> **REQUIREMENT**
Where a line of the material contains the string "desktop", copy that line.

> **RECORDS SHOWN**
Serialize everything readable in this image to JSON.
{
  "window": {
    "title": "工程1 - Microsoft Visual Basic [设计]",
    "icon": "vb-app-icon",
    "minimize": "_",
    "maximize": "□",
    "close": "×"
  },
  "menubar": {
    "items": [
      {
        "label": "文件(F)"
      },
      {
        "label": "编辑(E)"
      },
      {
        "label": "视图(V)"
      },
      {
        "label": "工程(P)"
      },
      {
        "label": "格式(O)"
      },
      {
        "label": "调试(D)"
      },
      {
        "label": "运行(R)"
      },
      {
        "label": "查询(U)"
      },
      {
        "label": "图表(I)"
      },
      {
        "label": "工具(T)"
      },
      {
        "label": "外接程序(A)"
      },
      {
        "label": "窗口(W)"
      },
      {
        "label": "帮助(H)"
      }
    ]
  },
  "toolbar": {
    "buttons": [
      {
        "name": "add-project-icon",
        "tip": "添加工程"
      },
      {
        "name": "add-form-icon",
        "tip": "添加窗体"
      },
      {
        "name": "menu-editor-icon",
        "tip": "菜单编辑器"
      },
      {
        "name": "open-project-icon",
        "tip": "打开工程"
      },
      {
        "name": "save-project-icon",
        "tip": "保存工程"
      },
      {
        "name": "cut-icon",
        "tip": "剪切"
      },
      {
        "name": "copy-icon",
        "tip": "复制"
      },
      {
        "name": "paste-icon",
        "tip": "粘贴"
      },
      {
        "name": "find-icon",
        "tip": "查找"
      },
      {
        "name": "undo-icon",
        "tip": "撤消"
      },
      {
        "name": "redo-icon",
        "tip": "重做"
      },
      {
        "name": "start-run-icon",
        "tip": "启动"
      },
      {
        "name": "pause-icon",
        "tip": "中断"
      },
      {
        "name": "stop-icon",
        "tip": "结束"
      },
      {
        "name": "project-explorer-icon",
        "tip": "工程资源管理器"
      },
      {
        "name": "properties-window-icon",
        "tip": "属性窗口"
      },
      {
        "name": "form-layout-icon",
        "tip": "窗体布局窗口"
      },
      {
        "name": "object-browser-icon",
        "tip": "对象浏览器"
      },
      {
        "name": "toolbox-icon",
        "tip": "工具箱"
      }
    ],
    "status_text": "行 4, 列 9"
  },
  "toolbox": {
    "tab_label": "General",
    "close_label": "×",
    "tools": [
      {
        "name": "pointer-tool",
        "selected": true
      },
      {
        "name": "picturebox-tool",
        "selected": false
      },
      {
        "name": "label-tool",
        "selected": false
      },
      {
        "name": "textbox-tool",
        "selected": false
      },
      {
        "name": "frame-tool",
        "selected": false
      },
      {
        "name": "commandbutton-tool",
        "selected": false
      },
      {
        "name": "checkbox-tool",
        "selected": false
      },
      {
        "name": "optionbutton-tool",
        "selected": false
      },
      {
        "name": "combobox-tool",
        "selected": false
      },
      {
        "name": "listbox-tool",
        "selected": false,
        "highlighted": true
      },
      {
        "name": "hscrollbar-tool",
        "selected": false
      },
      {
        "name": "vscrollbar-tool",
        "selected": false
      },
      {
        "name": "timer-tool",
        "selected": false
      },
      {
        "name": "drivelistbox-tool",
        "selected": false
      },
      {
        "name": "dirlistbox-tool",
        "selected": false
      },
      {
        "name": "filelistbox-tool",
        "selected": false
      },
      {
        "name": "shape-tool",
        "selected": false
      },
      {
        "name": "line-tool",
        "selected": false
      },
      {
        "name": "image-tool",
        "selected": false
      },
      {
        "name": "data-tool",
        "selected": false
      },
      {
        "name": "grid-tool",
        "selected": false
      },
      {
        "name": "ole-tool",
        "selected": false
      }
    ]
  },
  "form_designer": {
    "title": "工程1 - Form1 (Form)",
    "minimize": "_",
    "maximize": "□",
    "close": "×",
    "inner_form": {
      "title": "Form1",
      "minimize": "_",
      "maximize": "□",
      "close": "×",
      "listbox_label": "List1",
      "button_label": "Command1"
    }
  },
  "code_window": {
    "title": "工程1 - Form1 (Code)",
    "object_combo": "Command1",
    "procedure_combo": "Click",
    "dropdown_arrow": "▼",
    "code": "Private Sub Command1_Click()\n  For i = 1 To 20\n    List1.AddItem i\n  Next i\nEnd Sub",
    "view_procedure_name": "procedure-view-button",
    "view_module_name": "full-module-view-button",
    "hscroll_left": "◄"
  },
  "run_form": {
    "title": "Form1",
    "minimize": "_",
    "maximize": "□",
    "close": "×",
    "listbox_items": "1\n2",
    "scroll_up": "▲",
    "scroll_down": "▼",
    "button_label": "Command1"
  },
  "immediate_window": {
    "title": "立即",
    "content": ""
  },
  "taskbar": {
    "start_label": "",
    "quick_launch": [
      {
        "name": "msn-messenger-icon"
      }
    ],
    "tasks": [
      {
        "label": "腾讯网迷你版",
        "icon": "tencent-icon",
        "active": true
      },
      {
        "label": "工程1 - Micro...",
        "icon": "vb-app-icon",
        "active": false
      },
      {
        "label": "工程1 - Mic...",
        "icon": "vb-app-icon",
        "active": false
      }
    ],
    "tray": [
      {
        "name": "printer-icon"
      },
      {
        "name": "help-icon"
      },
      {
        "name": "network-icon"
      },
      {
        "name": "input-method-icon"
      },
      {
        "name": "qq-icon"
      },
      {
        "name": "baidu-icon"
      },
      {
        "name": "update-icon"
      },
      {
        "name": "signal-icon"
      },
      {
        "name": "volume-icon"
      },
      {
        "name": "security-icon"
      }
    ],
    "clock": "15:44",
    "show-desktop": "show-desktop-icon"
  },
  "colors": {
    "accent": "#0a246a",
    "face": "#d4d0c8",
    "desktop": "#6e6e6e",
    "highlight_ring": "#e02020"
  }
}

> **WRITTEN SOLUTION**
    "show-desktop": "show-desktop-icon"
    "desktop": "#6e6e6e",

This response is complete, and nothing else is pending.